Stored data
--- Begin ---
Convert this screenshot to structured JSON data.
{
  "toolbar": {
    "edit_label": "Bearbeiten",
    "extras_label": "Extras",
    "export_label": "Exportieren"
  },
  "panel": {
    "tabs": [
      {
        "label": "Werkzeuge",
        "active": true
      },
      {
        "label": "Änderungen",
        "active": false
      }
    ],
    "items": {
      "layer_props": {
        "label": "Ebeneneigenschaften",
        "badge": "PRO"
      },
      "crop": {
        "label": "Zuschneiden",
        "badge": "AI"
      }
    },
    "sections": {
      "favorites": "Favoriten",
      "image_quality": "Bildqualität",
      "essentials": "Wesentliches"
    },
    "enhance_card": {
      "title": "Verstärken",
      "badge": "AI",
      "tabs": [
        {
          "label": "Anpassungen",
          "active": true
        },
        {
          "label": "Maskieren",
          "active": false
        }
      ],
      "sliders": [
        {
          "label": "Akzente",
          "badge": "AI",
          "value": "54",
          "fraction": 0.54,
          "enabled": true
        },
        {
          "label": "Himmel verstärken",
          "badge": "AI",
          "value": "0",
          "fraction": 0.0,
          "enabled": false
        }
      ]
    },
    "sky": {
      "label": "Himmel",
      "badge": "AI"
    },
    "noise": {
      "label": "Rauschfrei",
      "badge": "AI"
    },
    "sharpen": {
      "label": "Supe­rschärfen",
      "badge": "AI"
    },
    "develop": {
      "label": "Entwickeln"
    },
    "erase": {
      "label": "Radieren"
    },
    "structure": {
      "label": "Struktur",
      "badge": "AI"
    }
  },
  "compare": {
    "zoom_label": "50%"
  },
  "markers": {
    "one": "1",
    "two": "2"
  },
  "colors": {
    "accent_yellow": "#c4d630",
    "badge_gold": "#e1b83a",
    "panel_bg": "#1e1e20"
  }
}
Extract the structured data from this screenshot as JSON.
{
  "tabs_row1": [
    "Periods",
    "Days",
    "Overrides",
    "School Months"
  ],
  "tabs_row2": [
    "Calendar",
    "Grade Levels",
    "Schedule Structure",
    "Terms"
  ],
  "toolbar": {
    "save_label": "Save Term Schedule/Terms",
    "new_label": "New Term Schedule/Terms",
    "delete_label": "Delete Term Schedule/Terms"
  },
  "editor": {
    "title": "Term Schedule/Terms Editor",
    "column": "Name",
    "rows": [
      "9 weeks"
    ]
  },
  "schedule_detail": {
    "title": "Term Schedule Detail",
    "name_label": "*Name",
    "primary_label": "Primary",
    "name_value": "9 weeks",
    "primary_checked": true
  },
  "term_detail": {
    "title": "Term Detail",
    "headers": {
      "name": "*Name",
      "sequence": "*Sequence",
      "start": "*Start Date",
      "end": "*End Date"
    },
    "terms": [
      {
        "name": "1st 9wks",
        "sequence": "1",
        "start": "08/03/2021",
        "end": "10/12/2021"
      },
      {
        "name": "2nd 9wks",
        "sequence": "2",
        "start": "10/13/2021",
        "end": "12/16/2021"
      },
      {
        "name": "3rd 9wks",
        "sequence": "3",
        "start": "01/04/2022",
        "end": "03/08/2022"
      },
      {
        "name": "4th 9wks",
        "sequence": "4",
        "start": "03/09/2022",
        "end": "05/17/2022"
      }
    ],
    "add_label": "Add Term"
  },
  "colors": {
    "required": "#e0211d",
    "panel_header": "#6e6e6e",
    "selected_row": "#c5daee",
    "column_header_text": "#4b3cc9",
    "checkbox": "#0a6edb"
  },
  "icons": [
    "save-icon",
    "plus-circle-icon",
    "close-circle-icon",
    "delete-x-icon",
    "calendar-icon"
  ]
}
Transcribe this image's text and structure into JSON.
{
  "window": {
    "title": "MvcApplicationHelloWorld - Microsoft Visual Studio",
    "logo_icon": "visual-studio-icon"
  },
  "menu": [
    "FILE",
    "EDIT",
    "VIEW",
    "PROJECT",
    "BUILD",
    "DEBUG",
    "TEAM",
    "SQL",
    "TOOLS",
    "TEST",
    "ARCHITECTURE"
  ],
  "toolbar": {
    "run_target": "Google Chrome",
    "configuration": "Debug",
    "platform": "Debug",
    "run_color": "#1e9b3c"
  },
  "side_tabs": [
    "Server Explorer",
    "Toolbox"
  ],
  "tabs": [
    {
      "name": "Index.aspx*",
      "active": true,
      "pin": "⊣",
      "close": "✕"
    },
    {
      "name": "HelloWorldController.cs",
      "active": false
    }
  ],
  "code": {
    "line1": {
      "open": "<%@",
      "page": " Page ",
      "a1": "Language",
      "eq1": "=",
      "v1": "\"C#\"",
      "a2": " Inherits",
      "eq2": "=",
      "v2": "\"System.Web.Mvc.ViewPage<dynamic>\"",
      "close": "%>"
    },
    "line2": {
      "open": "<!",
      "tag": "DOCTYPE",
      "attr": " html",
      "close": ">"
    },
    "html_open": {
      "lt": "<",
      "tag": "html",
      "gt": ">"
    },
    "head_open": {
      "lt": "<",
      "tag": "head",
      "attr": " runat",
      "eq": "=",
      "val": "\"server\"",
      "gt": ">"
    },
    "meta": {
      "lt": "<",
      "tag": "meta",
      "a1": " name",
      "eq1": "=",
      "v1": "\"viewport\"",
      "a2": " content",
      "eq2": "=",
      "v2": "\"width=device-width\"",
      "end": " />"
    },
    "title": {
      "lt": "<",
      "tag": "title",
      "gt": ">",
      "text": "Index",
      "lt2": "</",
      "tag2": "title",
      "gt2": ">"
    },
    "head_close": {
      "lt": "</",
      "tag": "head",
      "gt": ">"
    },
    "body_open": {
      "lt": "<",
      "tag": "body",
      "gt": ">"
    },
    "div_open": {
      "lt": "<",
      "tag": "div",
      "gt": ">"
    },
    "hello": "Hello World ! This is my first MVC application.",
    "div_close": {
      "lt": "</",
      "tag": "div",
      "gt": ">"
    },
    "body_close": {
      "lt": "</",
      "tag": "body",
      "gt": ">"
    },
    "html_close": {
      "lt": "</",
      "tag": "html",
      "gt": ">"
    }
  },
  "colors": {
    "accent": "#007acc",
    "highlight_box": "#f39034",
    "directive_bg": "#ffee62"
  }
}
--- End ---
- **EXERCISE**: Retype all the material above precisely, with no line left out.

- **EXERCISE ANSWER**:
Convert this screenshot to structured JSON data.
{
  "toolbar": {
    "edit_label": "Bearbeiten",
    "extras_label": "Extras",
    "export_label": "Exportieren"
  },
  "panel": {
    "tabs": [
      {
        "label": "Werkzeuge",
        "active": true
      },
      {
        "label": "Änderungen",
        "active": false
      }
    ],
    "items": {
      "layer_props": {
        "label": "Ebeneneigenschaften",
        "badge": "PRO"
      },
      "crop": {
        "label": "Zuschneiden",
        "badge": "AI"
      }
    },
    "sections": {
      "favorites": "Favoriten",
      "image_quality": "Bildqualität",
      "essentials": "Wesentliches"
    },
    "enhance_card": {
      "title": "Verstärken",
      "badge": "AI",
      "tabs": [
        {
          "label": "Anpassungen",
          "active": true
        },
        {
          "label": "Maskieren",
          "active": false
        }
      ],
      "sliders": [
        {
          "label": "Akzente",
          "badge": "AI",
          "value": "54",
          "fraction": 0.54,
          "enabled": true
        },
        {
          "label": "Himmel verstärken",
          "badge": "AI",
          "value": "0",
          "fraction": 0.0,
          "enabled": false
        }
      ]
    },
    "sky": {
      "label": "Himmel",
      "badge": "AI"
    },
    "noise": {
      "label": "Rauschfrei",
      "badge": "AI"
    },
    "sharpen": {
      "label": "Supe­rschärfen",
      "badge": "AI"
    },
    "develop": {
      "label": "Entwickeln"
    },
    "erase": {
      "label": "Radieren"
    },
    "structure": {
      "label": "Struktur",
      "badge": "AI"
    }
  },
  "compare": {
    "zoom_label": "50%"
  },
  "markers": {
    "one": "1",
    "two": "2"
  },
  "colors": {
    "accent_yellow": "#c4d630",
    "badge_gold": "#e1b83a",
    "panel_bg": "#1e1e20"
  }
}
Extract the structured data from this screenshot as JSON.
{
  "tabs_row1": [
    "Periods",
    "Days",
    "Overrides",
    "School Months"
  ],
  "tabs_row2": [
    "Calendar",
    "Grade Levels",
    "Schedule Structure",
    "Terms"
  ],
  "toolbar": {
    "save_label": "Save Term Schedule/Terms",
    "new_label": "New Term Schedule/Terms",
    "delete_label": "Delete Term Schedule/Terms"
  },
  "editor": {
    "title": "Term Schedule/Terms Editor",
    "column": "Name",
    "rows": [
      "9 weeks"
    ]
  },
  "schedule_detail": {
    "title": "Term Schedule Detail",
    "name_label": "*Name",
    "primary_label": "Primary",
    "name_value": "9 weeks",
    "primary_checked": true
  },
  "term_detail": {
    "title": "Term Detail",
    "headers": {
      "name": "*Name",
      "sequence": "*Sequence",
      "start": "*Start Date",
      "end": "*End Date"
    },
    "terms": [
      {
        "name": "1st 9wks",
        "sequence": "1",
        "start": "08/03/2021",
        "end": "10/12/2021"
      },
      {
        "name": "2nd 9wks",
        "sequence": "2",
        "start": "10/13/2021",
        "end": "12/16/2021"
      },
      {
        "name": "3rd 9wks",
        "sequence": "3",
        "start": "01/04/2022",
        "end": "03/08/2022"
      },
      {
        "name": "4th 9wks",
        "sequence": "4",
        "start": "03/09/2022",
        "end": "05/17/2022"
      }
    ],
    "add_label": "Add Term"
  },
  "colors": {
    "required": "#e0211d",
    "panel_header": "#6e6e6e",
    "selected_row": "#c5daee",
    "column_header_text": "#4b3cc9",
    "checkbox": "#0a6edb"
  },
  "icons": [
    "save-icon",
    "plus-circle-icon",
    "close-circle-icon",
    "delete-x-icon",
    "calendar-icon"
  ]
}
Transcribe this image's text and structure into JSON.
{
  "window": {
    "title": "MvcApplicationHelloWorld - Microsoft Visual Studio",
    "logo_icon": "visual-studio-icon"
  },
  "menu": [
    "FILE",
    "EDIT",
    "VIEW",
    "PROJECT",
    "BUILD",
    "DEBUG",
    "TEAM",
    "SQL",
    "TOOLS",
    "TEST",
    "ARCHITECTURE"
  ],
  "toolbar": {
    "run_target": "Google Chrome",
    "configuration": "Debug",
    "platform": "Debug",
    "run_color": "#1e9b3c"
  },
  "side_tabs": [
    "Server Explorer",
    "Toolbox"
  ],
  "tabs": [
    {
      "name": "Index.aspx*",
      "active": true,
      "pin": "⊣",
      "close": "✕"
    },
    {
      "name": "HelloWorldController.cs",
      "active": false
    }
  ],
  "code": {
    "line1": {
      "open": "<%@",
      "page": " Page ",
      "a1": "Language",
      "eq1": "=",
      "v1": "\"C#\"",
      "a2": " Inherits",
      "eq2": "=",
      "v2": "\"System.Web.Mvc.ViewPage<dynamic>\"",
      "close": "%>"
    },
    "line2": {
      "open": "<!",
      "tag": "DOCTYPE",
      "attr": " html",
      "close": ">"
    },
    "html_open": {
      "lt": "<",
      "tag": "html",
      "gt": ">"
    },
    "head_open": {
      "lt": "<",
      "tag": "head",
      "attr": " runat",
      "eq": "=",
      "val": "\"server\"",
      "gt": ">"
    },
    "meta": {
      "lt": "<",
      "tag": "meta",
      "a1": " name",
      "eq1": "=",
      "v1": "\"viewport\"",
      "a2": " content",
      "eq2": "=",
      "v2": "\"width=device-width\"",
      "end": " />"
    },
    "title": {
      "lt": "<",
      "tag": "title",
      "gt": ">",
      "text": "Index",
      "lt2": "</",
      "tag2": "title",
      "gt2": ">"
    },
    "head_close": {
      "lt": "</",
      "tag": "head",
      "gt": ">"
    },
    "body_open": {
      "lt": "<",
      "tag": "body",
      "gt": ">"
    },
    "div_open": {
      "lt": "<",
      "tag": "div",
      "gt": ">"
    },
    "hello": "Hello World ! This is my first MVC application.",
    "div_close": {
      "lt": "</",
      "tag": "div",
      "gt": ">"
    },
    "body_close": {
      "lt": "</",
      "tag": "body",
      "gt": ">"
    },
    "html_close": {
      "lt": "</",
      "tag": "html",
      "gt": ">"
    }
  },
  "colors": {
    "accent": "#007acc",
    "highlight_box": "#f39034",
    "directive_bg": "#ffee62"
  }
}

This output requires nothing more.